**SET PROBLEM:** Make an exact copy of the lines, leaving the pictures out.

[start]

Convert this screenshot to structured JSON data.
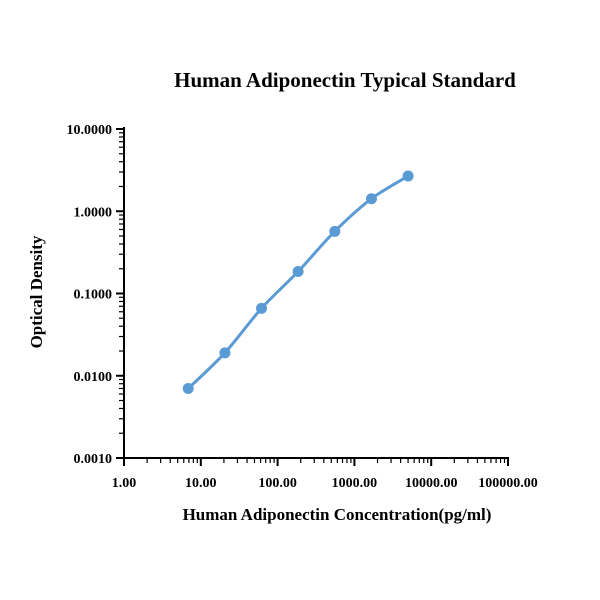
{
  "chart_data": {
    "type": "line",
    "title": "Human Adiponectin Typical Standard",
    "xlabel": "Human Adiponectin Concentration(pg/ml)",
    "ylabel": "Optical Density",
    "x_scale": "log",
    "y_scale": "log",
    "xlim": [
      1,
      100000
    ],
    "ylim": [
      0.001,
      10
    ],
    "x_tick_values": [
      1,
      10,
      100,
      1000,
      10000,
      100000
    ],
    "x_tick_labels": [
      "1.00",
      "10.00",
      "100.00",
      "1000.00",
      "10000.00",
      "100000.00"
    ],
    "y_tick_values": [
      0.001,
      0.01,
      0.1,
      1,
      10
    ],
    "y_tick_labels": [
      "0.0010",
      "0.0100",
      "0.1000",
      "1.0000",
      "10.0000"
    ],
    "grid": false,
    "series": [
      {
        "x": [
          6.86,
          20.6,
          61.7,
          185,
          556,
          1667,
          5000
        ],
        "y": [
          0.007,
          0.019,
          0.066,
          0.185,
          0.57,
          1.42,
          2.68
        ],
        "color": "#5b9bd5"
      }
    ]
  }
}
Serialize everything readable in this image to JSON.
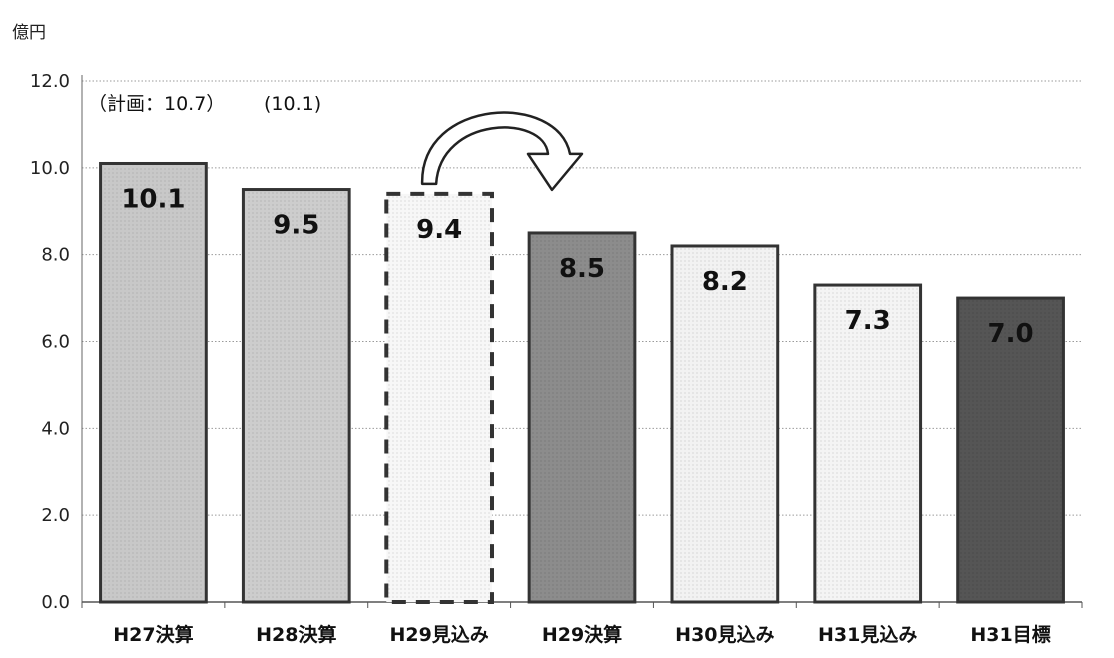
{
  "chart_data": {
    "type": "bar",
    "unit_label": "億円",
    "categories": [
      "H27決算",
      "H28決算",
      "H29見込み",
      "H29決算",
      "H30見込み",
      "H31見込み",
      "H31目標"
    ],
    "values": [
      10.1,
      9.5,
      9.4,
      8.5,
      8.2,
      7.3,
      7.0
    ],
    "value_labels": [
      "10.1",
      "9.5",
      "9.4",
      "8.5",
      "8.2",
      "7.3",
      "7.0"
    ],
    "ylim": [
      0,
      12
    ],
    "yticks": [
      "0.0",
      "2.0",
      "4.0",
      "6.0",
      "8.0",
      "10.0",
      "12.0"
    ],
    "grid": true,
    "annotations": {
      "plan_note": "（計画：10.7）",
      "paren_note": "(10.1)"
    },
    "bar_styles": [
      {
        "fill": "#c8c8c8",
        "dashed": false
      },
      {
        "fill": "#cdcdcd",
        "dashed": false
      },
      {
        "fill": "#f7f7f7",
        "dashed": true
      },
      {
        "fill": "#8c8c8c",
        "dashed": false
      },
      {
        "fill": "#f2f2f2",
        "dashed": false
      },
      {
        "fill": "#f4f4f4",
        "dashed": false
      },
      {
        "fill": "#555555",
        "dashed": false
      }
    ],
    "arrow": {
      "from_category": "H29見込み",
      "to_category": "H29決算"
    }
  }
}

[end]

**PROBLEM SOLUTION:**
Convert this screenshot to structured JSON data.
{
  "chart_data": {
    "type": "line",
    "title": "Human Adiponectin Typical Standard",
    "xlabel": "Human Adiponectin Concentration(pg/ml)",
    "ylabel": "Optical Density",
    "x_scale": "log",
    "y_scale": "log",
    "xlim": [
      1,
      100000
    ],
    "ylim": [
      0.001,
      10
    ],
    "x_tick_values": [
      1,
      10,
      100,
      1000,
      10000,
      100000
    ],
    "x_tick_labels": [
      "1.00",
      "10.00",
      "100.00",
      "1000.00",
      "10000.00",
      "100000.00"
    ],
    "y_tick_values": [
      0.001,
      0.01,
      0.1,
      1,
      10
    ],
    "y_tick_labels": [
      "0.0010",
      "0.0100",
      "0.1000",
      "1.0000",
      "10.0000"
    ],
    "grid": false,
    "series": [
      {
        "x": [
          6.86,
          20.6,
          61.7,
          185,
          556,
          1667,
          5000
        ],
        "y": [
          0.007,
          0.019,
          0.066,
          0.185,
          0.57,
          1.42,
          2.68
        ],
        "color": "#5b9bd5"
      }
    ]
  }
}
Serialize everything readable in this image to JSON.
{
  "chart_data": {
    "type": "bar",
    "unit_label": "億円",
    "categories": [
      "H27決算",
      "H28決算",
      "H29見込み",
      "H29決算",
      "H30見込み",
      "H31見込み",
      "H31目標"
    ],
    "values": [
      10.1,
      9.5,
      9.4,
      8.5,
      8.2,
      7.3,
      7.0
    ],
    "value_labels": [
      "10.1",
      "9.5",
      "9.4",
      "8.5",
      "8.2",
      "7.3",
      "7.0"
    ],
    "ylim": [
      0,
      12
    ],
    "yticks": [
      "0.0",
      "2.0",
      "4.0",
      "6.0",
      "8.0",
      "10.0",
      "12.0"
    ],
    "grid": true,
    "annotations": {
      "plan_note": "（計画：10.7）",
      "paren_note": "(10.1)"
    },
    "bar_styles": [
      {
        "fill": "#c8c8c8",
        "dashed": false
      },
      {
        "fill": "#cdcdcd",
        "dashed": false
      },
      {
        "fill": "#f7f7f7",
        "dashed": true
      },
      {
        "fill": "#8c8c8c",
        "dashed": false
      },
      {
        "fill": "#f2f2f2",
        "dashed": false
      },
      {
        "fill": "#f4f4f4",
        "dashed": false
      },
      {
        "fill": "#555555",
        "dashed": false
      }
    ],
    "arrow": {
      "from_category": "H29見込み",
      "to_category": "H29決算"
    }
  }
}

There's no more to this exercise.